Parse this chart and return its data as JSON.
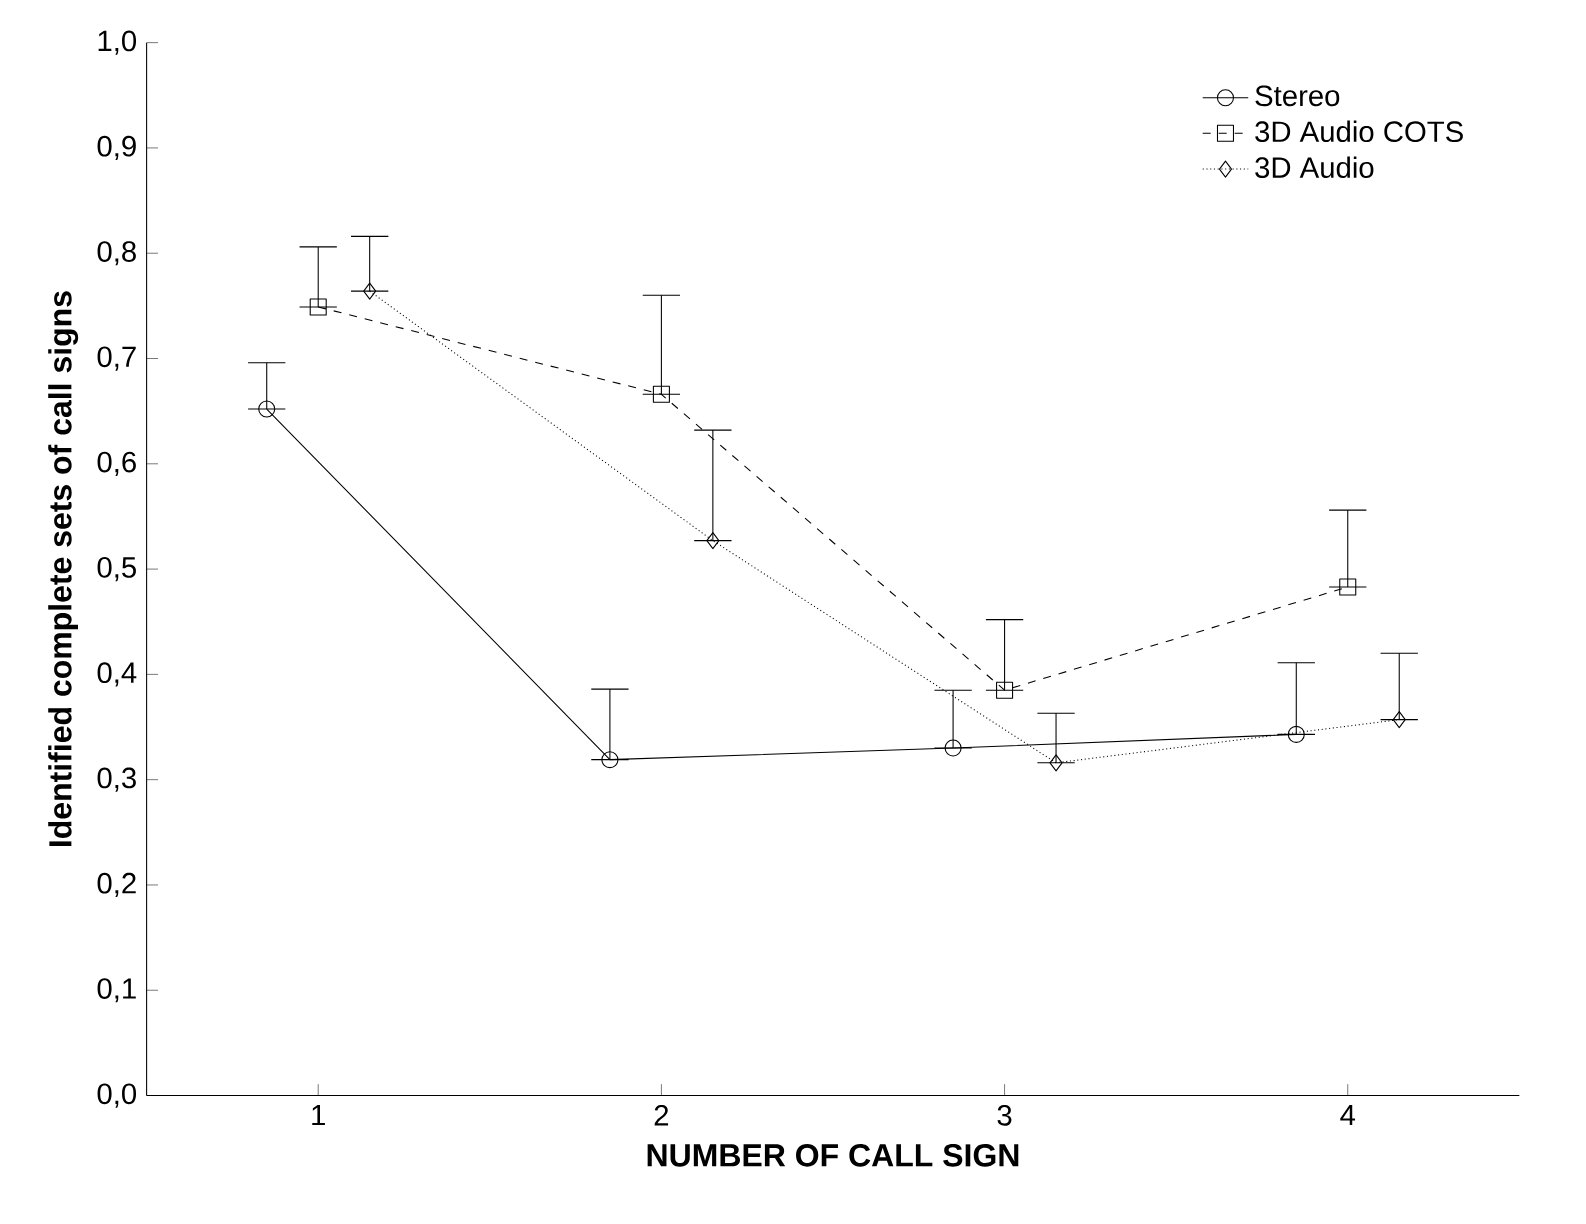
{
  "chart_data": {
    "type": "line",
    "xlabel": "NUMBER OF CALL SIGN",
    "ylabel": "Identified complete sets of call signs",
    "xlim": [
      0.5,
      4.5
    ],
    "xticks": [
      1,
      2,
      3,
      4
    ],
    "ylim": [
      0,
      1
    ],
    "yticks": [
      {
        "value": 0,
        "label": "0,0"
      },
      {
        "value": 0.1,
        "label": "0,1"
      },
      {
        "value": 0.2,
        "label": "0,2"
      },
      {
        "value": 0.3,
        "label": "0,3"
      },
      {
        "value": 0.4,
        "label": "0,4"
      },
      {
        "value": 0.5,
        "label": "0,5"
      },
      {
        "value": 0.6,
        "label": "0,6"
      },
      {
        "value": 0.7,
        "label": "0,7"
      },
      {
        "value": 0.8,
        "label": "0,8"
      },
      {
        "value": 0.9,
        "label": "0,9"
      },
      {
        "value": 1,
        "label": "1,0"
      }
    ],
    "legend": "top right",
    "grid": false,
    "series": [
      {
        "name": "Stereo",
        "color": "#000000",
        "marker": "circle",
        "line_style": "solid",
        "x": [
          0.85,
          1.85,
          2.85,
          3.85
        ],
        "values": [
          0.652,
          0.319,
          0.33,
          0.343
        ],
        "errors": [
          [
            0.652,
            0.696
          ],
          [
            0.319,
            0.386
          ],
          [
            0.33,
            0.385
          ],
          [
            0.343,
            0.411
          ]
        ]
      },
      {
        "name": "3D Audio COTS",
        "color": "#000000",
        "marker": "square",
        "line_style": "dashed",
        "x": [
          1,
          2,
          3,
          4
        ],
        "values": [
          0.749,
          0.666,
          0.385,
          0.483
        ],
        "errors": [
          [
            0.749,
            0.806
          ],
          [
            0.666,
            0.76
          ],
          [
            0.385,
            0.452
          ],
          [
            0.483,
            0.556
          ]
        ]
      },
      {
        "name": "3D Audio",
        "color": "#000000",
        "marker": "diamond",
        "line_style": "dotted",
        "x": [
          1.15,
          2.15,
          3.15,
          4.15
        ],
        "values": [
          0.764,
          0.527,
          0.316,
          0.357
        ],
        "errors": [
          [
            0.764,
            0.816
          ],
          [
            0.527,
            0.632
          ],
          [
            0.316,
            0.363
          ],
          [
            0.357,
            0.42
          ]
        ]
      }
    ]
  }
}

• [WHAT IS BEING ASKED]
Gather each line from the listing above that holds "marker".

• [CORRECT RESULT]
        "marker": "circle",
        "marker": "square",
        "marker": "diamond",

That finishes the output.